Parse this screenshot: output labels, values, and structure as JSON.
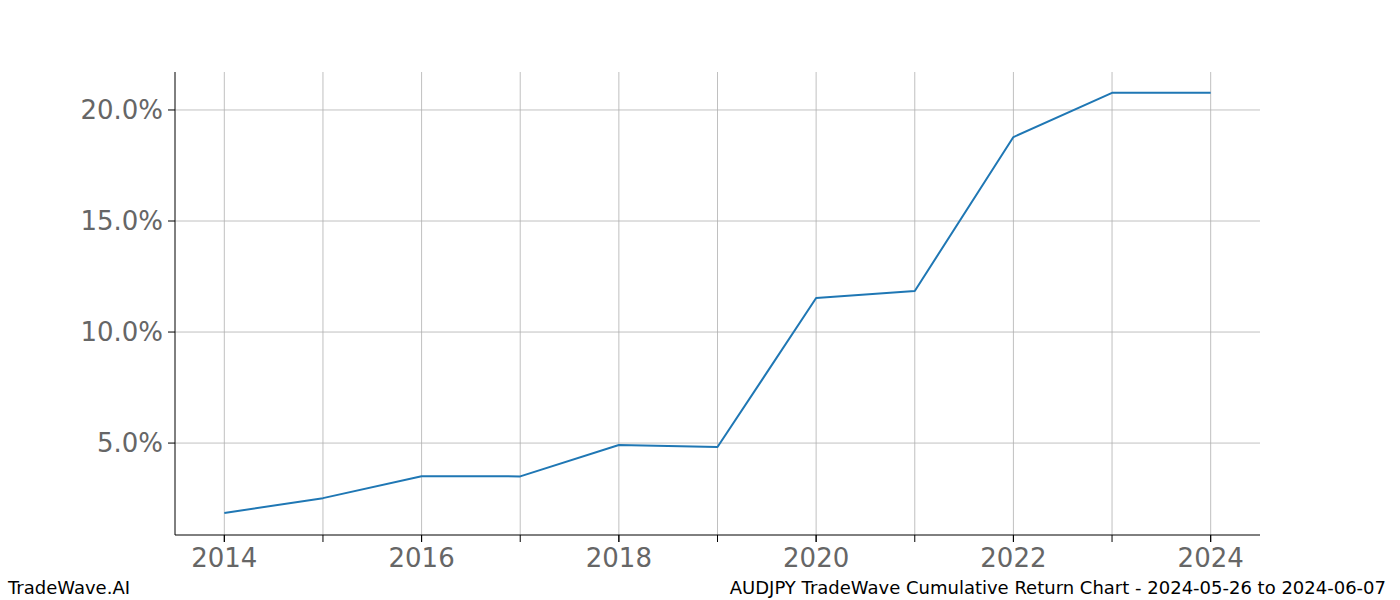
{
  "chart_data": {
    "type": "line",
    "title": "AUDJPY TradeWave Cumulative Return Chart - 2024-05-26 to 2024-06-07",
    "annotations": [
      "TradeWave.AI"
    ],
    "x": [
      2014,
      2015,
      2016,
      2017,
      2018,
      2019,
      2020,
      2021,
      2022,
      2023,
      2024
    ],
    "values": [
      1.85,
      2.52,
      3.51,
      3.5,
      4.91,
      4.82,
      11.53,
      11.85,
      18.78,
      20.77,
      20.77
    ],
    "color": "#1f77b4",
    "xlim": [
      2013.5,
      2024.5
    ],
    "ylim": [
      0.86,
      21.71
    ],
    "xticks": [
      2014,
      2016,
      2018,
      2020,
      2022,
      2024
    ],
    "yticks": [
      {
        "value": 5,
        "label": "5.0%"
      },
      {
        "value": 10,
        "label": "10.0%"
      },
      {
        "value": 15,
        "label": "15.0%"
      },
      {
        "value": 20,
        "label": "20.0%"
      }
    ],
    "grid": true
  }
}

**STATED EXERCISE**
Copy out the listing exactly as it stands, but not the pictures.

**RESULT FOR THIS EXERCISE**
Parse this screenshot: output labels, values, and structure as JSON.
{
  "chart_data": {
    "type": "line",
    "title": "AUDJPY TradeWave Cumulative Return Chart - 2024-05-26 to 2024-06-07",
    "annotations": [
      "TradeWave.AI"
    ],
    "x": [
      2014,
      2015,
      2016,
      2017,
      2018,
      2019,
      2020,
      2021,
      2022,
      2023,
      2024
    ],
    "values": [
      1.85,
      2.52,
      3.51,
      3.5,
      4.91,
      4.82,
      11.53,
      11.85,
      18.78,
      20.77,
      20.77
    ],
    "color": "#1f77b4",
    "xlim": [
      2013.5,
      2024.5
    ],
    "ylim": [
      0.86,
      21.71
    ],
    "xticks": [
      2014,
      2016,
      2018,
      2020,
      2022,
      2024
    ],
    "yticks": [
      {
        "value": 5,
        "label": "5.0%"
      },
      {
        "value": 10,
        "label": "10.0%"
      },
      {
        "value": 15,
        "label": "15.0%"
      },
      {
        "value": 20,
        "label": "20.0%"
      }
    ],
    "grid": true
  }
}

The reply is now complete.